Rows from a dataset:
============================================================

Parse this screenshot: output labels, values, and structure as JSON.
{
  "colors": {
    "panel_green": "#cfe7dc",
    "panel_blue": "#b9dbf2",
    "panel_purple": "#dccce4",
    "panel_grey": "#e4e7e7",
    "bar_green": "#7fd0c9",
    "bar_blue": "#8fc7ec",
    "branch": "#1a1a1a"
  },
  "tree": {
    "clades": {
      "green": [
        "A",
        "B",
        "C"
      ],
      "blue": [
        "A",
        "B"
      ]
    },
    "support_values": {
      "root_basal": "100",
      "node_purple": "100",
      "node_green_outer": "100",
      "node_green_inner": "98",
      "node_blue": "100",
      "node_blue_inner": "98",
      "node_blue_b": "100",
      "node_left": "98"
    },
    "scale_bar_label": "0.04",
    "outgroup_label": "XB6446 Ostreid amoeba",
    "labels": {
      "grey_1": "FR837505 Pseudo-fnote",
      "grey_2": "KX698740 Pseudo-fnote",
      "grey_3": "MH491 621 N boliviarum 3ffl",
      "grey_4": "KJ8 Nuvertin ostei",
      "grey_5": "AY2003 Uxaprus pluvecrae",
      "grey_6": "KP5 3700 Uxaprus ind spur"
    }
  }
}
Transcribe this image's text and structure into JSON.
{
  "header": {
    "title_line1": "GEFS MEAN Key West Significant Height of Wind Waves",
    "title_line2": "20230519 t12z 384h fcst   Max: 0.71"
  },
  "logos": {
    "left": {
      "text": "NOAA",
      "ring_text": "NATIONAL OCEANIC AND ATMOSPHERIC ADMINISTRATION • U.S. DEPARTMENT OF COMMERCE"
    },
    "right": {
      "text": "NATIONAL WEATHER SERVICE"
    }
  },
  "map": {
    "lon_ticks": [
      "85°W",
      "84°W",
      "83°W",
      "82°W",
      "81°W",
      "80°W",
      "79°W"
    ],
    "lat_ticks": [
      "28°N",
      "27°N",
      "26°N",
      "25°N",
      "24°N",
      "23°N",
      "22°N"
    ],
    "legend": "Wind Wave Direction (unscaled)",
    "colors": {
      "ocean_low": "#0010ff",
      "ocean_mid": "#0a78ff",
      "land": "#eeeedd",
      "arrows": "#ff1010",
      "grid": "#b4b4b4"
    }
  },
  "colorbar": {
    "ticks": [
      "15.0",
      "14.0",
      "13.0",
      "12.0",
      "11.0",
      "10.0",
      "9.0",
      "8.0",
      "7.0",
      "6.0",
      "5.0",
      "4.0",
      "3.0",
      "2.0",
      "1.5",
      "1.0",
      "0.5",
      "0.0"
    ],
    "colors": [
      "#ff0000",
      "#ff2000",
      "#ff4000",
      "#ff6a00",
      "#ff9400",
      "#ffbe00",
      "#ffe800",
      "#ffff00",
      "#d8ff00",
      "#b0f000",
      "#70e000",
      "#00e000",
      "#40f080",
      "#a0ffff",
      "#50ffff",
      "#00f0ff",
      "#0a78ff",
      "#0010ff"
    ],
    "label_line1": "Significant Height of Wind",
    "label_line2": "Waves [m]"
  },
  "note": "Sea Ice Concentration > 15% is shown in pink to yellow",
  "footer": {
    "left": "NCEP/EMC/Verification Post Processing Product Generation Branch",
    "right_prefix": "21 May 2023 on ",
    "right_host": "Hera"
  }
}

============================================================

Copy out each line of the listing that holds "this".

Parse this screenshot: output labels, values, and structure as JSON.
Transcribe this image's text and structure into JSON.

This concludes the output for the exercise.